• [The problem]
Quote the rows from the line containing "y-tick-label-2: 2 [17,291,26,307]" through the line containing "beam-edge-f1-lower [104,185,266,272]", both ends included.

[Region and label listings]

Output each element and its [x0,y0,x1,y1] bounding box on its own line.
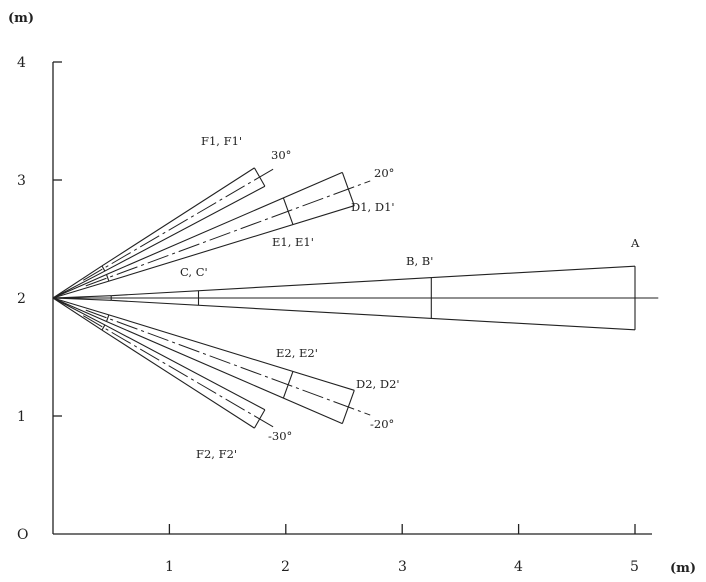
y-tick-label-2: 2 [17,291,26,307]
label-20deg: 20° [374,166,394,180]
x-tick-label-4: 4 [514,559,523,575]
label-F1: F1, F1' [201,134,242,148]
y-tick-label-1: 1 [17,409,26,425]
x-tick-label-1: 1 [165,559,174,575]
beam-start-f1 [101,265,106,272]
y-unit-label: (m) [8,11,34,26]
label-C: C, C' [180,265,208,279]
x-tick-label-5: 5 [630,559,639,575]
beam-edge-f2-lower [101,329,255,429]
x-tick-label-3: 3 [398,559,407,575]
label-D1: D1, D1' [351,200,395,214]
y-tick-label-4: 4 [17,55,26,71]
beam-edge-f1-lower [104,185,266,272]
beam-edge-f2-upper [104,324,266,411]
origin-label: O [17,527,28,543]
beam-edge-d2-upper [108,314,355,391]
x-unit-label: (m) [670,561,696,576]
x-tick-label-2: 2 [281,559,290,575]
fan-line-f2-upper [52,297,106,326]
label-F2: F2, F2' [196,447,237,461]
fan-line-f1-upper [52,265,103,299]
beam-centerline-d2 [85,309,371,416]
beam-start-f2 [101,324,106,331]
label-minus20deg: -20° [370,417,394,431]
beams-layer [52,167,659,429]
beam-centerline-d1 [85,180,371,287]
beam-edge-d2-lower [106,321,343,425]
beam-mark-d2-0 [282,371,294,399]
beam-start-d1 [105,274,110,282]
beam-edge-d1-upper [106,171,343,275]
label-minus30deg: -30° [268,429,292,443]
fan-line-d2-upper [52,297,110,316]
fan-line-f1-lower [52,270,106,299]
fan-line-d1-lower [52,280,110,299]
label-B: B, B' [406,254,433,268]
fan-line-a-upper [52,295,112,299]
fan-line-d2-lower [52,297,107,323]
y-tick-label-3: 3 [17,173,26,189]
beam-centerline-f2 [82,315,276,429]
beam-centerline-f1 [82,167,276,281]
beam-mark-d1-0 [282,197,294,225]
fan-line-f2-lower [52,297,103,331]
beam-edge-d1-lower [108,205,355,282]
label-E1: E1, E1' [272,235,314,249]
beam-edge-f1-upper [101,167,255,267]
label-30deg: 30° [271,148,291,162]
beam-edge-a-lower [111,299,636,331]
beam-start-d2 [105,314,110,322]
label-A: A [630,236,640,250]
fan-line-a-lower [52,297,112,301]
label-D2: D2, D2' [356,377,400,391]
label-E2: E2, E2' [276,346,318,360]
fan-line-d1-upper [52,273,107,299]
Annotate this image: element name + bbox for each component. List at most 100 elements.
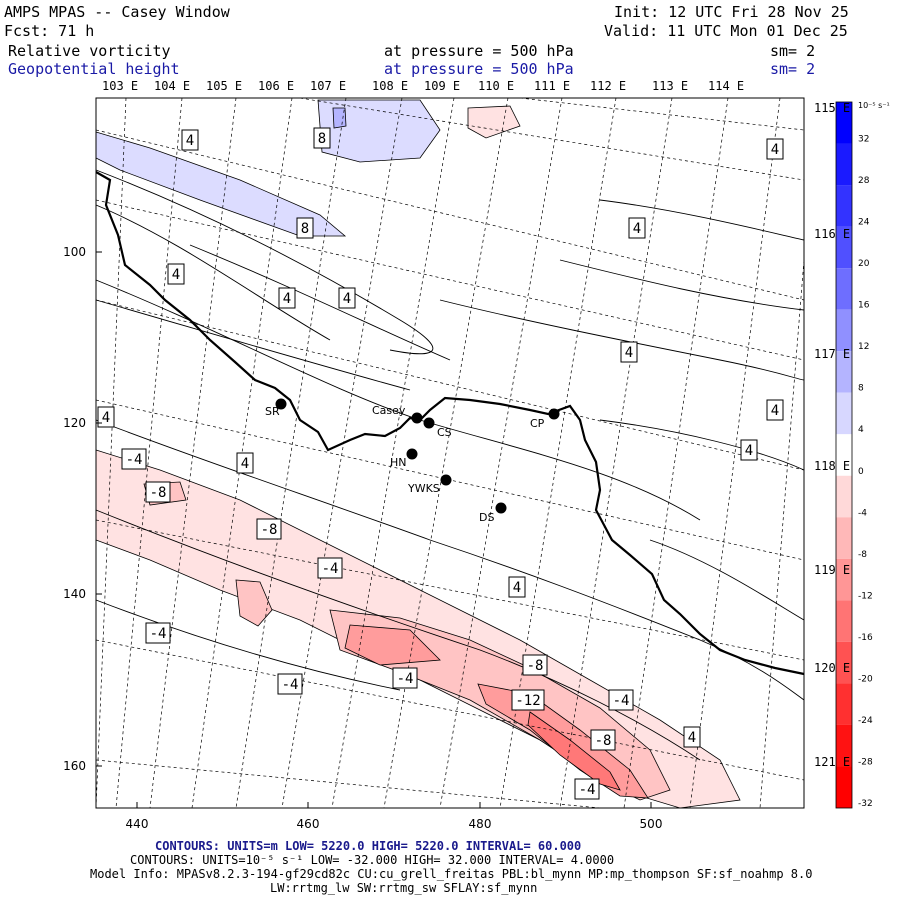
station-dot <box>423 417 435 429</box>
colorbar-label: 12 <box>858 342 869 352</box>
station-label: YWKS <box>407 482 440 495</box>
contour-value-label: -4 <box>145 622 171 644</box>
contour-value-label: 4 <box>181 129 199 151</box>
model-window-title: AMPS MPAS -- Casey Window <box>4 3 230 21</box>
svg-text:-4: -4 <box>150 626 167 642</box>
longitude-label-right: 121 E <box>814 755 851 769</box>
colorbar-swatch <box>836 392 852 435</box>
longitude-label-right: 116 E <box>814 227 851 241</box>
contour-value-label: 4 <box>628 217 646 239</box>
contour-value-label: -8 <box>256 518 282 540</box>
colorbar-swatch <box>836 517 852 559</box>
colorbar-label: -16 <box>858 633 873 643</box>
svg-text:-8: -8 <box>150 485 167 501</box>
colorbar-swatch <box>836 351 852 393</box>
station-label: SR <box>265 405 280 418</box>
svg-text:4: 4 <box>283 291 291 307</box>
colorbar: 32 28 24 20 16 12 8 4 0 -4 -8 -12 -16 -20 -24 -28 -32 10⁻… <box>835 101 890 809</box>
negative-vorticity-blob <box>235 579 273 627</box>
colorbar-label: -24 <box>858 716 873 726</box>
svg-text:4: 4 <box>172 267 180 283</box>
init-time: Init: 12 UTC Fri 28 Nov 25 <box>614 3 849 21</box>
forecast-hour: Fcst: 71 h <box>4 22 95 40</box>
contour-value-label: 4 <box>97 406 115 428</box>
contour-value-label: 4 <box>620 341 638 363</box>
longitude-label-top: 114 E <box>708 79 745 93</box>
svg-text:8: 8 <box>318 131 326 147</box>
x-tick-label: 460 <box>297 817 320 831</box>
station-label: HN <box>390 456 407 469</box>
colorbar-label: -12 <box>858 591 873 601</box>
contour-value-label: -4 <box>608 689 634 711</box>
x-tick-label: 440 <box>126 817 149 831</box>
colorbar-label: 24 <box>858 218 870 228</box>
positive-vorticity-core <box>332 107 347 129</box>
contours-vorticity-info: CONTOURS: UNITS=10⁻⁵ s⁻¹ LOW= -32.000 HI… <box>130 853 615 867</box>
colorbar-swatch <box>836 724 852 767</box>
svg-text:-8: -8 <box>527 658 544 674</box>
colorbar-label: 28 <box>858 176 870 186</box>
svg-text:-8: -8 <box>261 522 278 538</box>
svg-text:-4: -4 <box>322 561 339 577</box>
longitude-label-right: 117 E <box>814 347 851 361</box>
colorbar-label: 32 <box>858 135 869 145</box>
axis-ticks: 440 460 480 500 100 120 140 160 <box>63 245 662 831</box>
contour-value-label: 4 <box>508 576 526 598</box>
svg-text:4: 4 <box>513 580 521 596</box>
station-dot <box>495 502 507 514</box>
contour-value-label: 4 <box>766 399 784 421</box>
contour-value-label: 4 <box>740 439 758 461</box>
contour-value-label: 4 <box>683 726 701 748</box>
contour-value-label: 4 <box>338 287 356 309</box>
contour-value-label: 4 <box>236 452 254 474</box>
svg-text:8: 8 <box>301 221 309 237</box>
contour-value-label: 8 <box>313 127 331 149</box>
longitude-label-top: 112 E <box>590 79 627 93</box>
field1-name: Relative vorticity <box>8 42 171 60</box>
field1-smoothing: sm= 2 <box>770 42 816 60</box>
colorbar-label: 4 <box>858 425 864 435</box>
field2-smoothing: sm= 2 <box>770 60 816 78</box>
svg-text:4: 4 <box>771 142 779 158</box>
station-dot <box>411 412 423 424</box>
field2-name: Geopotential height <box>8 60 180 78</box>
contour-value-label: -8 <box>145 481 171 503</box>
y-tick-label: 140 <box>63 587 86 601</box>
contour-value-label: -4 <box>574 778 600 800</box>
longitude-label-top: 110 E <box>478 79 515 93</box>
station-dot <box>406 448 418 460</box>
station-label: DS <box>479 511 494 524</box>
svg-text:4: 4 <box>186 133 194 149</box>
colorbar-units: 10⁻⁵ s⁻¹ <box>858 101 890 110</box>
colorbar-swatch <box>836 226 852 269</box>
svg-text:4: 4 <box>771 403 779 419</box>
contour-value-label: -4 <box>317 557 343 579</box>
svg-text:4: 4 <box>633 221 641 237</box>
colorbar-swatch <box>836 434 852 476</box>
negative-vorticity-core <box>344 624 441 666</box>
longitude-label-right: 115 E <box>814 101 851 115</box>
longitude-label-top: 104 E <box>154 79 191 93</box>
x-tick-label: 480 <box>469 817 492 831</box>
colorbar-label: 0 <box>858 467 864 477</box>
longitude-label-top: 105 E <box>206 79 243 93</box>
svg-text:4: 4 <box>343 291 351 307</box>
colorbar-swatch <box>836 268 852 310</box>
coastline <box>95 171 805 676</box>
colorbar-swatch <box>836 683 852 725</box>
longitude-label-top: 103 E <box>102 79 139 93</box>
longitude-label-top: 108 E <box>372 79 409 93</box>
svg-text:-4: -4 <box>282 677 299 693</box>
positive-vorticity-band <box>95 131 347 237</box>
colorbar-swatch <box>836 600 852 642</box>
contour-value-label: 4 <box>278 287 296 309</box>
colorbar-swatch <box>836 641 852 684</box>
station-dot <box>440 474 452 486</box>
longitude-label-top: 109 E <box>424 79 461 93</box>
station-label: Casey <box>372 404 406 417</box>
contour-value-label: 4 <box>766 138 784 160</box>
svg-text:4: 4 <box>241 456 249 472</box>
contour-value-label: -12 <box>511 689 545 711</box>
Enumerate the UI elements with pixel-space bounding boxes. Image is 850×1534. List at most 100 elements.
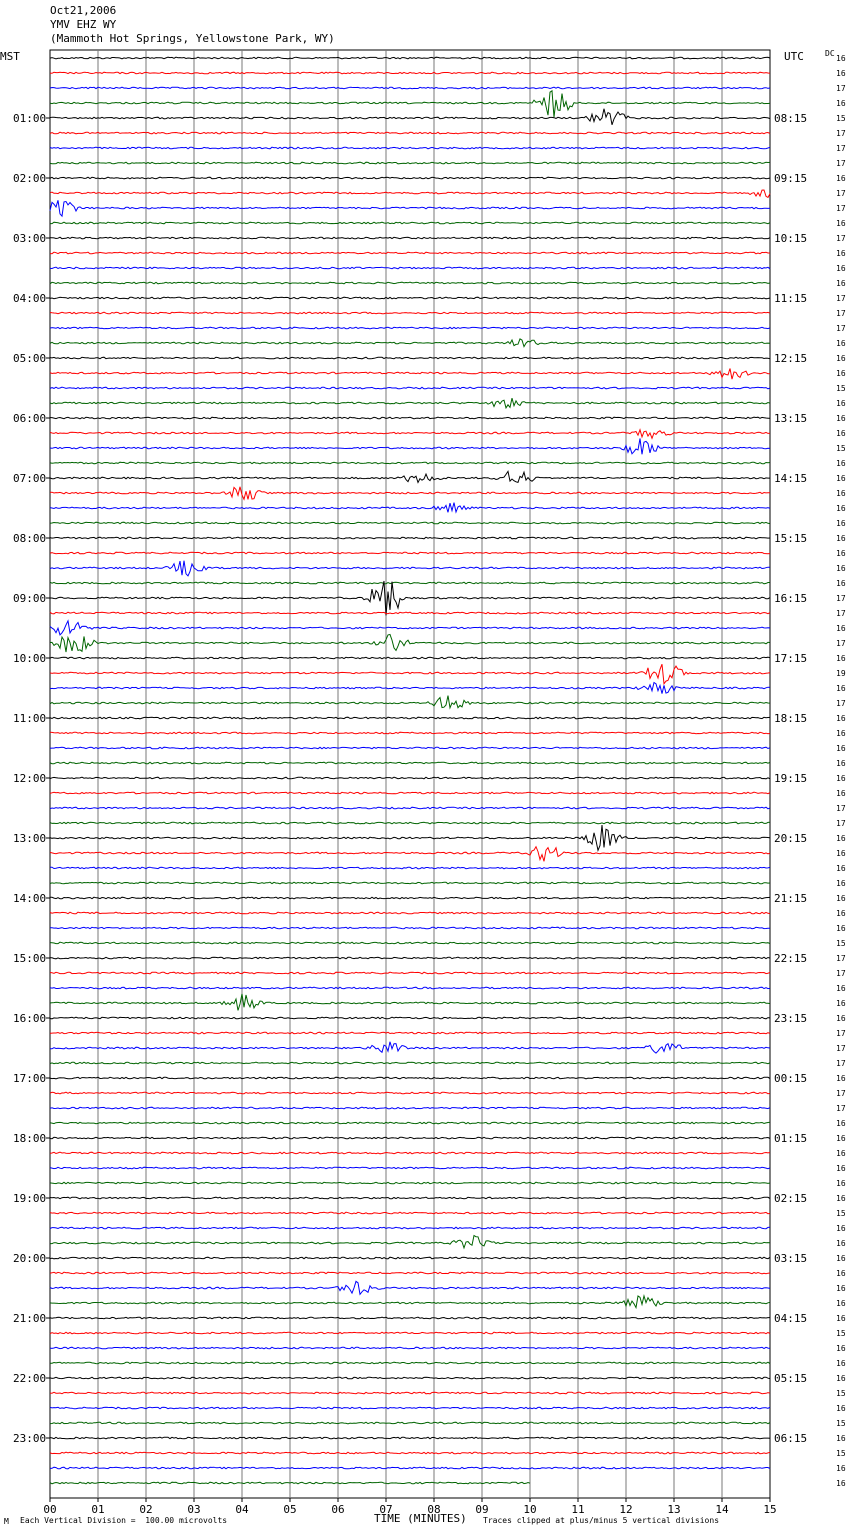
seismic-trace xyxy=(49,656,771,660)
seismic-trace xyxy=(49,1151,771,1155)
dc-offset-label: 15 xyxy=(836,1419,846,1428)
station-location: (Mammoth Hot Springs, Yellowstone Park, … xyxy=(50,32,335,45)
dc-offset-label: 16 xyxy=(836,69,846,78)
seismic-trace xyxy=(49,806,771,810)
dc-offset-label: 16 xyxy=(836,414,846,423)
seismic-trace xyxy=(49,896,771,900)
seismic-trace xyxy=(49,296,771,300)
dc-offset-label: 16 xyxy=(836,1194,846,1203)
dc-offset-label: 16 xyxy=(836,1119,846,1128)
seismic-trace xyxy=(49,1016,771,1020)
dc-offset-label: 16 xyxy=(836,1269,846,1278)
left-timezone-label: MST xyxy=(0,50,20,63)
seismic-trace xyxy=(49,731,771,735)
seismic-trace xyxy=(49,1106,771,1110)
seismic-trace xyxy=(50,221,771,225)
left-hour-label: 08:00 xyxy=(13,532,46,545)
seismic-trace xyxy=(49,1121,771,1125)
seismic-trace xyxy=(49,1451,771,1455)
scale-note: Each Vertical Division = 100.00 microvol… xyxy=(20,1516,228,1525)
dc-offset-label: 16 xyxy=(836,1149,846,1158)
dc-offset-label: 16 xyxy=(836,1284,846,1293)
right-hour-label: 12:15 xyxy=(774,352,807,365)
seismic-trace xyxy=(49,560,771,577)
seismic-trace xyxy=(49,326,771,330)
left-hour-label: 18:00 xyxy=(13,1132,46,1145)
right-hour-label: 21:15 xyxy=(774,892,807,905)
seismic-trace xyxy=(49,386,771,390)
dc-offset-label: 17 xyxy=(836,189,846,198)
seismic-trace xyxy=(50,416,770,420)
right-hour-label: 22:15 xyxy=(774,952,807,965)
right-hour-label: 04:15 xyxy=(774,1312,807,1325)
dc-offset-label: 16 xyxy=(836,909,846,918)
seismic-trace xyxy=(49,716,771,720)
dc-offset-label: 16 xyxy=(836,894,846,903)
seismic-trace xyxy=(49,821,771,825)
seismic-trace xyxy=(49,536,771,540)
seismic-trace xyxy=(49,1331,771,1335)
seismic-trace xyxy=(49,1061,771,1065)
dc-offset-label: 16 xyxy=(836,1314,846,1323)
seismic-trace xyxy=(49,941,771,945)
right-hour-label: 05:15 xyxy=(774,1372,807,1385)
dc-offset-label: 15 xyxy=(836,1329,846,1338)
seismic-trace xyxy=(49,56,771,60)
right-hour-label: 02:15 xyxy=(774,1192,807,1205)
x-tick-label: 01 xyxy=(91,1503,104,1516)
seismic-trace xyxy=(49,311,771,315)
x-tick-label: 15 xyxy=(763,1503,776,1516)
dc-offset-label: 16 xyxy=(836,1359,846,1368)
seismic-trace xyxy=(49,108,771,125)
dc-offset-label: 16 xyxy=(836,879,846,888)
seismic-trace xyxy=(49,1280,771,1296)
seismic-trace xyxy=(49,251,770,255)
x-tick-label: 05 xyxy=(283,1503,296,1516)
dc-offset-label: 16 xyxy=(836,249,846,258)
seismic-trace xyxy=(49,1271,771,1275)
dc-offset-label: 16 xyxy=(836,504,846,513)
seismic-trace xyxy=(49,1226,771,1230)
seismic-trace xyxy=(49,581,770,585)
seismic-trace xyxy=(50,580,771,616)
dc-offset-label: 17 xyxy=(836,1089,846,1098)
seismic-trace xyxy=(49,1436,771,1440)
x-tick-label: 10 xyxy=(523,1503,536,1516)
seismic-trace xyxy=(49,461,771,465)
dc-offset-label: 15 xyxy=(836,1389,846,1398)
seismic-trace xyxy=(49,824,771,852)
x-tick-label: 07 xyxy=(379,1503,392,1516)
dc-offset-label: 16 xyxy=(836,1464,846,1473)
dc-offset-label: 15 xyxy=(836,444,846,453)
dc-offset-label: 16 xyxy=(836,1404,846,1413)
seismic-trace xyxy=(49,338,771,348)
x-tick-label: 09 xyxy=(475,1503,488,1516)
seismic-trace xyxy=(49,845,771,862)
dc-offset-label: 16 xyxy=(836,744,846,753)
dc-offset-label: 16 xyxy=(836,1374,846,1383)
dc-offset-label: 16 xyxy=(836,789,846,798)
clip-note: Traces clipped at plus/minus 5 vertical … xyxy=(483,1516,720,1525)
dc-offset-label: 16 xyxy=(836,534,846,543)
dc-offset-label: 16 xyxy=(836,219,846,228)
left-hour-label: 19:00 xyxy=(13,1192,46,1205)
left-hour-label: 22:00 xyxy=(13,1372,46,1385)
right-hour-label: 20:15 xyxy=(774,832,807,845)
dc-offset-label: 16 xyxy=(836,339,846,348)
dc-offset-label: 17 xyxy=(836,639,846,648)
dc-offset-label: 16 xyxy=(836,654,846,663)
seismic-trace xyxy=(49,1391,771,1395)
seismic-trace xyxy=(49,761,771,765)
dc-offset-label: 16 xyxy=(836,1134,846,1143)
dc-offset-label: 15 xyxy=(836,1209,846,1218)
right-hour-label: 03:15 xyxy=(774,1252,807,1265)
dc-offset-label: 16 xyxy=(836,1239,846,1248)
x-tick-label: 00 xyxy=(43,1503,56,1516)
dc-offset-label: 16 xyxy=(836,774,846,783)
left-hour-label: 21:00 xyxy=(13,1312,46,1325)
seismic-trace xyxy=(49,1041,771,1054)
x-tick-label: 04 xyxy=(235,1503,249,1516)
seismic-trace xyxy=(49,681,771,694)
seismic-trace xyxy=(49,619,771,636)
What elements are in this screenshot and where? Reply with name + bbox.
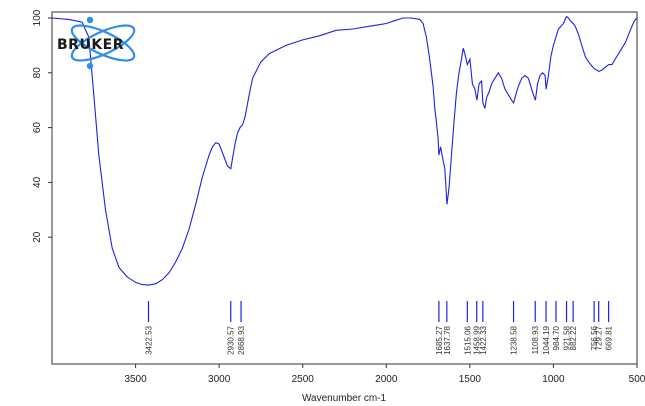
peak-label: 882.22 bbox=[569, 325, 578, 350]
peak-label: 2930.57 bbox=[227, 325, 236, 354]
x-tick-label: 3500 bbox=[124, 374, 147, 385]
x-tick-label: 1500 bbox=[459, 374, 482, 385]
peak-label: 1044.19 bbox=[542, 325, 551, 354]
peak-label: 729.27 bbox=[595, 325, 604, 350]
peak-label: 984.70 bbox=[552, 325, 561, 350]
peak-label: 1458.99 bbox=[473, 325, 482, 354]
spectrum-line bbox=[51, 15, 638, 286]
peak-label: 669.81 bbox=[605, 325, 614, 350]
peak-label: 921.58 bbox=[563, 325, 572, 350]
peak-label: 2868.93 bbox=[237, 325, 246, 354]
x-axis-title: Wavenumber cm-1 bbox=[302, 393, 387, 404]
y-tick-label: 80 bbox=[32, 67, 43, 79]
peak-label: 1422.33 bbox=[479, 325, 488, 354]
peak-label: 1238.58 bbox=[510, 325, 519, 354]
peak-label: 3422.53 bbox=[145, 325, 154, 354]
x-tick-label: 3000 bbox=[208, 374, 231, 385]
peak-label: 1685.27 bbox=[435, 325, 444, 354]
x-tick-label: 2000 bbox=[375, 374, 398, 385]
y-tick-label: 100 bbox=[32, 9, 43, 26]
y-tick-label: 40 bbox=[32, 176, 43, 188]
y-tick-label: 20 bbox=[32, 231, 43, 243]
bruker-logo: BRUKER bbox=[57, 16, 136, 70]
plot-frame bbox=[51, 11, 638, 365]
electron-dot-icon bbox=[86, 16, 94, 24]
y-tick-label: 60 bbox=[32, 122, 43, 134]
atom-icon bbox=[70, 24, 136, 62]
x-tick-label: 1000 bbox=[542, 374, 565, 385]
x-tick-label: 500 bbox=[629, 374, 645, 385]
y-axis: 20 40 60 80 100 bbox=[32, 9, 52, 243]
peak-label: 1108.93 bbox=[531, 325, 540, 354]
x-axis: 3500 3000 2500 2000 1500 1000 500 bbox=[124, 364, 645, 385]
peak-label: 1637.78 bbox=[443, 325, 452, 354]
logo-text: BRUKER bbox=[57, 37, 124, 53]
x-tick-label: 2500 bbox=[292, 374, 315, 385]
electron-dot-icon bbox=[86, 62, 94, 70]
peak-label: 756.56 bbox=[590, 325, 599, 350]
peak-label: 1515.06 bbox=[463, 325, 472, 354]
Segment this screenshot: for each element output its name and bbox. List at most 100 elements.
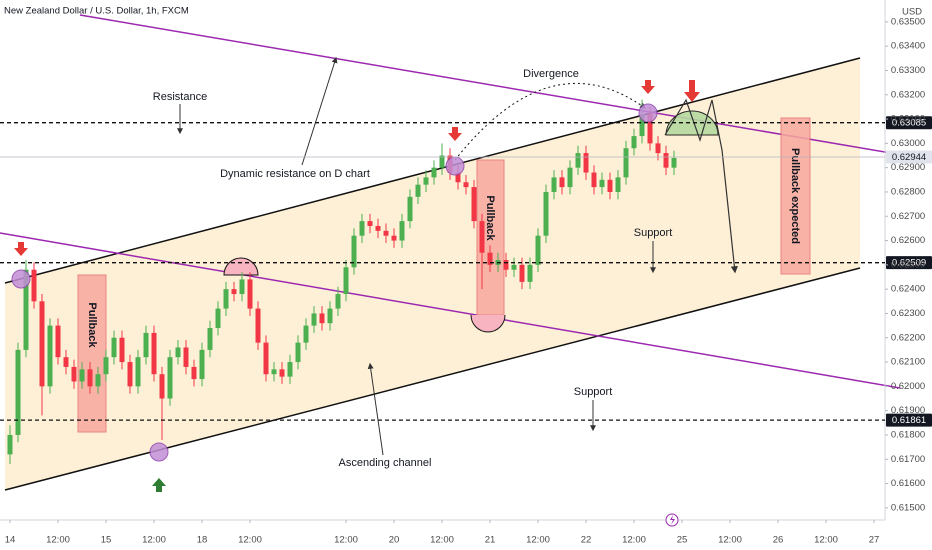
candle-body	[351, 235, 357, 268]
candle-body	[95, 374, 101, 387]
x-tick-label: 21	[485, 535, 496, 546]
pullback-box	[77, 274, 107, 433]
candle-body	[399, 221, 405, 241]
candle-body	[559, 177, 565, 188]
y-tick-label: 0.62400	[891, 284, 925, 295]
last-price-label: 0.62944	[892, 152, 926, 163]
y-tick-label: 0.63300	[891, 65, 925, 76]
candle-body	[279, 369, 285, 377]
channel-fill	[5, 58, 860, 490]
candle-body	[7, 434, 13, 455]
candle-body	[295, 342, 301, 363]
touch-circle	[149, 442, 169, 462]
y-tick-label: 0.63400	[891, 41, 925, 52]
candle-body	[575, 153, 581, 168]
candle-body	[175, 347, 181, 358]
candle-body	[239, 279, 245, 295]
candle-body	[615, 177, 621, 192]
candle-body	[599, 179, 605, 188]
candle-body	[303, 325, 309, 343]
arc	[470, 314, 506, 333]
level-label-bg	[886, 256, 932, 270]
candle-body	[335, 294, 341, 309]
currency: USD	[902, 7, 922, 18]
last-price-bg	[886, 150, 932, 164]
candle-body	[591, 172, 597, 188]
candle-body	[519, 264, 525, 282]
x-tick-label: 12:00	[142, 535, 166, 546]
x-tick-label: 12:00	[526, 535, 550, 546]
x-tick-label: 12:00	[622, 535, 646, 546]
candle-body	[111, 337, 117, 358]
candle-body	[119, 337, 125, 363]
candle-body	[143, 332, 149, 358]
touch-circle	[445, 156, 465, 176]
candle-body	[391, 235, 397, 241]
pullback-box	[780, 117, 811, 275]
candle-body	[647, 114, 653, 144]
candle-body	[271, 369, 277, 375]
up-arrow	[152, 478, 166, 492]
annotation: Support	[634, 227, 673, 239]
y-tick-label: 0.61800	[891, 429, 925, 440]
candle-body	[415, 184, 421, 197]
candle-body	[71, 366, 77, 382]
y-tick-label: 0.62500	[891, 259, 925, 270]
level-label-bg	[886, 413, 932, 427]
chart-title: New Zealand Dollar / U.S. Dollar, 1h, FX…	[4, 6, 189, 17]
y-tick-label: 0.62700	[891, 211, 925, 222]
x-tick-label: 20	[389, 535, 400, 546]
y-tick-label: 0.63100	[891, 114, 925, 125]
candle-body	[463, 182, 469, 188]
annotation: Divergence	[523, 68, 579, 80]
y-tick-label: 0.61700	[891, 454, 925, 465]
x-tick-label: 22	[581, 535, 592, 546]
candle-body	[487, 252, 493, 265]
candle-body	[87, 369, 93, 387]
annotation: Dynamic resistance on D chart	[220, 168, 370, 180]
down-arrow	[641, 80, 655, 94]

• [Written answer]
y-tick-label-2: 2 [17,291,26,307]
label-20deg: 20° [374,166,394,180]
x-tick-label-4: 4 [514,559,523,575]
label-F1: F1, F1' [201,134,242,148]
y-tick-label-1: 1 [17,409,26,425]
x-tick-label-1: 1 [165,559,174,575]
beam-start-f1 [101,265,106,272]
y-unit-label: (m) [8,11,34,26]
label-C: C, C' [180,265,208,279]
x-tick-label-5: 5 [630,559,639,575]
beam-edge-f2-lower [101,329,255,429]
x-tick-label-3: 3 [398,559,407,575]
label-D1: D1, D1' [351,200,395,214]
y-tick-label-4: 4 [17,55,26,71]
beam-edge-f1-lower [104,185,266,272]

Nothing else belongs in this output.